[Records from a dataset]
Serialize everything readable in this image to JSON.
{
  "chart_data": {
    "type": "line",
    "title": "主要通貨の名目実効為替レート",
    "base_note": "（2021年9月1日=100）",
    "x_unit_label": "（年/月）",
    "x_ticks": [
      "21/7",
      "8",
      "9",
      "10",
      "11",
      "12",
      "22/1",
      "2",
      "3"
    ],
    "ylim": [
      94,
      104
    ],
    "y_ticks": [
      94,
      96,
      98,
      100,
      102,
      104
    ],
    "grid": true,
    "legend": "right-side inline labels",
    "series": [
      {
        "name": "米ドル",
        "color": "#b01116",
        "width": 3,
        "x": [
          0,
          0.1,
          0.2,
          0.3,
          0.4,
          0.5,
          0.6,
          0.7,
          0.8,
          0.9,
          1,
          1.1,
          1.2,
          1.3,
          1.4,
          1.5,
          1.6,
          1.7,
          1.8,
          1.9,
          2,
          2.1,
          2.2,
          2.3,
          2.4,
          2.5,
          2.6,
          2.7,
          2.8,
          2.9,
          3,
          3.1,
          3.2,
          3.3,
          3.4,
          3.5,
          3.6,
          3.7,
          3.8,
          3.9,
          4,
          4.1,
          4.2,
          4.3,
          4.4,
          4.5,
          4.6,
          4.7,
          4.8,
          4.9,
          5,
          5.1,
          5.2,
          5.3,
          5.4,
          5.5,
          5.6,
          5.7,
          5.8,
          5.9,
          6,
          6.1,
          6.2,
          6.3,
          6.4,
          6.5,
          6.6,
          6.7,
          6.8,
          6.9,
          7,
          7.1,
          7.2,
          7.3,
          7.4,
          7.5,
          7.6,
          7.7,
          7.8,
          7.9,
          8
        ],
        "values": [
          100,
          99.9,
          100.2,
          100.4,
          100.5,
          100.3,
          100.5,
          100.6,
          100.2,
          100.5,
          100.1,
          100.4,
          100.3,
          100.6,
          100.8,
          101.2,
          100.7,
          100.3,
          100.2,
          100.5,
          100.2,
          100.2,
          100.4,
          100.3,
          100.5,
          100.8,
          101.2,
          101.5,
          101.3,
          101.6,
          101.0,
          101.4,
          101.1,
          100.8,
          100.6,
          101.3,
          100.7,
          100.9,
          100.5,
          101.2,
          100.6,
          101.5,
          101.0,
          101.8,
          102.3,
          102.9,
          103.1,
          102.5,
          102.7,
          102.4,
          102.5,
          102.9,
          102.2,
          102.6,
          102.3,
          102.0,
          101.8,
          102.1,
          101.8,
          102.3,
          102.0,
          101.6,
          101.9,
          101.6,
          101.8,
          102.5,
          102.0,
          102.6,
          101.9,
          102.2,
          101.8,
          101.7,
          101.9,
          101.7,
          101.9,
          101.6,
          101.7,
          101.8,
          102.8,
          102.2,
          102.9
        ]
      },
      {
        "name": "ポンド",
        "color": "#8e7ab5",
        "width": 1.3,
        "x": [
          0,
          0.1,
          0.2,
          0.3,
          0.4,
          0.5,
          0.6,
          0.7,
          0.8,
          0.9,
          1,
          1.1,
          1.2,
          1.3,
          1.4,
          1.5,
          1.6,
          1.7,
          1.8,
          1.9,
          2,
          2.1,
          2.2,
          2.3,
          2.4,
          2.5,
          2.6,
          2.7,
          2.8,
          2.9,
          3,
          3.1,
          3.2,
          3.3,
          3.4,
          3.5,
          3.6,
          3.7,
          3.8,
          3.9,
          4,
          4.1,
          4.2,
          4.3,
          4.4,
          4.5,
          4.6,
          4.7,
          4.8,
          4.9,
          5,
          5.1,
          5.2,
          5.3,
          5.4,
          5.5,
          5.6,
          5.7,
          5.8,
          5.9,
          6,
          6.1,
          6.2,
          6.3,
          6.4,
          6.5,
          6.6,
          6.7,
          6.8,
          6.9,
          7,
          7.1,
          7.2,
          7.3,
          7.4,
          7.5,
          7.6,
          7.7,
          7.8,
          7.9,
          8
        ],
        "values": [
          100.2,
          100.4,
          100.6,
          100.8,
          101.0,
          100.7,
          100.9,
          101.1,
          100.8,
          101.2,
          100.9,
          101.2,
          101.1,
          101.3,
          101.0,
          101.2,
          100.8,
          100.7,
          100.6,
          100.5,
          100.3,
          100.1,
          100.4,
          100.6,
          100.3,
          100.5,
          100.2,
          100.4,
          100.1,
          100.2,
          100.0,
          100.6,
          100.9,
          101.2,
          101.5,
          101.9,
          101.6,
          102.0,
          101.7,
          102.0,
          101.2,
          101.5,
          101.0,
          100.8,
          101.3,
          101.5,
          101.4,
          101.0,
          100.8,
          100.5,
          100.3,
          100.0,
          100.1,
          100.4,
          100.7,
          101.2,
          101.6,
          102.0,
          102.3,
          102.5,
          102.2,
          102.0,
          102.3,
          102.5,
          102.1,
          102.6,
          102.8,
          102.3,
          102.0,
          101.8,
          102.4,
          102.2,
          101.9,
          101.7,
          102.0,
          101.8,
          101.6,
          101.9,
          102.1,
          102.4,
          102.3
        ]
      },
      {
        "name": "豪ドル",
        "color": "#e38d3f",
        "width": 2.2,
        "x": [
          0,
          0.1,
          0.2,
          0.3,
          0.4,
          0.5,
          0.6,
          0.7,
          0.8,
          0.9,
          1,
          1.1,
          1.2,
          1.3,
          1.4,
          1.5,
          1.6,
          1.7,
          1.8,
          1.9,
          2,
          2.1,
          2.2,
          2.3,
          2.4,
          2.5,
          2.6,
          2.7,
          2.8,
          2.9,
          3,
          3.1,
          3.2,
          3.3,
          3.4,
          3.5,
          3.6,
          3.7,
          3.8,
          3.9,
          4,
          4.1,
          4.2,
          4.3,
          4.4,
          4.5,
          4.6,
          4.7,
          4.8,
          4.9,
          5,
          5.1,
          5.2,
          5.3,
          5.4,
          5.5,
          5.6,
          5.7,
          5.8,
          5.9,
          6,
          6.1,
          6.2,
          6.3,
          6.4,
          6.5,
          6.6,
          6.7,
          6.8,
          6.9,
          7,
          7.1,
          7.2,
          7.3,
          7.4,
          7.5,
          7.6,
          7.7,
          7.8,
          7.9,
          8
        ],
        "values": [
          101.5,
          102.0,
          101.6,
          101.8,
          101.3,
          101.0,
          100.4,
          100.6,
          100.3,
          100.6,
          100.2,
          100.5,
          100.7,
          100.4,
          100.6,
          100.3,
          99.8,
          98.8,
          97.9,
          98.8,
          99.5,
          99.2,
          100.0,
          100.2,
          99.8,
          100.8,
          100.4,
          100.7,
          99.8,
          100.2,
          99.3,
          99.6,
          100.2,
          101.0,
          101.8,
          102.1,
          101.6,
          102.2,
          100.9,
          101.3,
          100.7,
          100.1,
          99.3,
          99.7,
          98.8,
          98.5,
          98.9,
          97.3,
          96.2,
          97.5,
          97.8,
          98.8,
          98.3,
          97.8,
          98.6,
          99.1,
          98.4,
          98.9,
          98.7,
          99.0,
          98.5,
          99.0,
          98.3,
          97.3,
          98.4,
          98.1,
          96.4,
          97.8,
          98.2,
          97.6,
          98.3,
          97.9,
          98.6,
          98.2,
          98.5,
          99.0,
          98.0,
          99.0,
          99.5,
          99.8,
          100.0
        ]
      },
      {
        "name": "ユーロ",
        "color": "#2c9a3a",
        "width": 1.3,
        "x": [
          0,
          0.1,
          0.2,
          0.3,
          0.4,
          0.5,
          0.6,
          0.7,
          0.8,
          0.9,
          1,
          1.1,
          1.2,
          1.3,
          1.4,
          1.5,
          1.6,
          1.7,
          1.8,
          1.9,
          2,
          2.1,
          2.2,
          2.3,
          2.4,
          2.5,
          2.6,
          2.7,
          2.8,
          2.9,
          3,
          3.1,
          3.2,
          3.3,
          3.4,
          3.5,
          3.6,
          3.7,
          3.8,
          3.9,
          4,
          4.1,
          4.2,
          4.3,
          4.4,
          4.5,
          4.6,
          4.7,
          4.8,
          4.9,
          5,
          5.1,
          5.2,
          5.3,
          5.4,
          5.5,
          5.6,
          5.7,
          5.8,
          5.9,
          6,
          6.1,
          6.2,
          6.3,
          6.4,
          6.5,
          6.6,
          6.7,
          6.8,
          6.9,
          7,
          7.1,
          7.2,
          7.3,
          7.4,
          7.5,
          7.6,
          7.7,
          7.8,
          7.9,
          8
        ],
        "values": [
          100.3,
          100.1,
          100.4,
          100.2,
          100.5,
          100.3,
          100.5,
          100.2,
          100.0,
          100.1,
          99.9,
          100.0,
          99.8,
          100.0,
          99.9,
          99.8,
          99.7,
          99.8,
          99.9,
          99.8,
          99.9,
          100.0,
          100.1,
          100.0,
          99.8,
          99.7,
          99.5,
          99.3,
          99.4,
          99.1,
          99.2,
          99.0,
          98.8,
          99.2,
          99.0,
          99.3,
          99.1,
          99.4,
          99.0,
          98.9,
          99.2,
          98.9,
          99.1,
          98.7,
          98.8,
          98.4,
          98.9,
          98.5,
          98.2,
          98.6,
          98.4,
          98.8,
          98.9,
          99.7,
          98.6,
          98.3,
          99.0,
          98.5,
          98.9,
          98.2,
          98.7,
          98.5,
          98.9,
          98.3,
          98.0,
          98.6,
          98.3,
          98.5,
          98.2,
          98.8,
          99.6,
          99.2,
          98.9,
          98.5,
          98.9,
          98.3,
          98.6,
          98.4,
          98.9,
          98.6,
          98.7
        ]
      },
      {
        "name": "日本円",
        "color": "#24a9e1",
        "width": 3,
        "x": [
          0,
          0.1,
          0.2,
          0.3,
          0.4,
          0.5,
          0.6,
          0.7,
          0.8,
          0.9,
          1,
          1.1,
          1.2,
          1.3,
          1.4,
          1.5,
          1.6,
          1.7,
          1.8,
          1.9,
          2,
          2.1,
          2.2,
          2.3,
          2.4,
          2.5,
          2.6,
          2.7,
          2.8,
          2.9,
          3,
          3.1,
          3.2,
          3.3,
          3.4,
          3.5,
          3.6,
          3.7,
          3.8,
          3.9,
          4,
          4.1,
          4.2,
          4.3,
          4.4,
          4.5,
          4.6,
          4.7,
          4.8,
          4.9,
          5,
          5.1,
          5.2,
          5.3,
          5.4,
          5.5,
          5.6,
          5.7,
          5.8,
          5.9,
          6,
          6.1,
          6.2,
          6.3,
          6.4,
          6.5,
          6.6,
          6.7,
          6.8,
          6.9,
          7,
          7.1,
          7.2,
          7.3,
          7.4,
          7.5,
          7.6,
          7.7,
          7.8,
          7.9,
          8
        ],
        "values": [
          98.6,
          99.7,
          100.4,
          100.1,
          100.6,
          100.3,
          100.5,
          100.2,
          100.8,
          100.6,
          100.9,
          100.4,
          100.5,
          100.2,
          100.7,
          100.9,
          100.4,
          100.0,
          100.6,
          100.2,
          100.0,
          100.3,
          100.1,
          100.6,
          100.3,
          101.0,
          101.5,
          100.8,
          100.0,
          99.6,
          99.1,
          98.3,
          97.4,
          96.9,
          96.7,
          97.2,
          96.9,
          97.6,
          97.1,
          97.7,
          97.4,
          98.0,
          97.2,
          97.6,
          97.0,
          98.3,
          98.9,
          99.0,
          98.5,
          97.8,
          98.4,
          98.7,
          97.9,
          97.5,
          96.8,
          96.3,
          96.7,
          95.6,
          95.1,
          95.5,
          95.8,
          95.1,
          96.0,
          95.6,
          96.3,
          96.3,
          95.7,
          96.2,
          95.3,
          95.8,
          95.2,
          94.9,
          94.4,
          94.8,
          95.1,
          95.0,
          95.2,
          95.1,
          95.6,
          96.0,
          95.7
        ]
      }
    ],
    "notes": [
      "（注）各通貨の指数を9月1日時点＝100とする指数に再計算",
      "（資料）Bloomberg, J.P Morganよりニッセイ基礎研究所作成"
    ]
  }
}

◆ DO THIS
Show all lines in the entries above where the string "name" appears.

◆ FULL OUTPUT
        "name": "米ドル",
        "name": "ポンド",
        "name": "豪ドル",
        "name": "ユーロ",
        "name": "日本円",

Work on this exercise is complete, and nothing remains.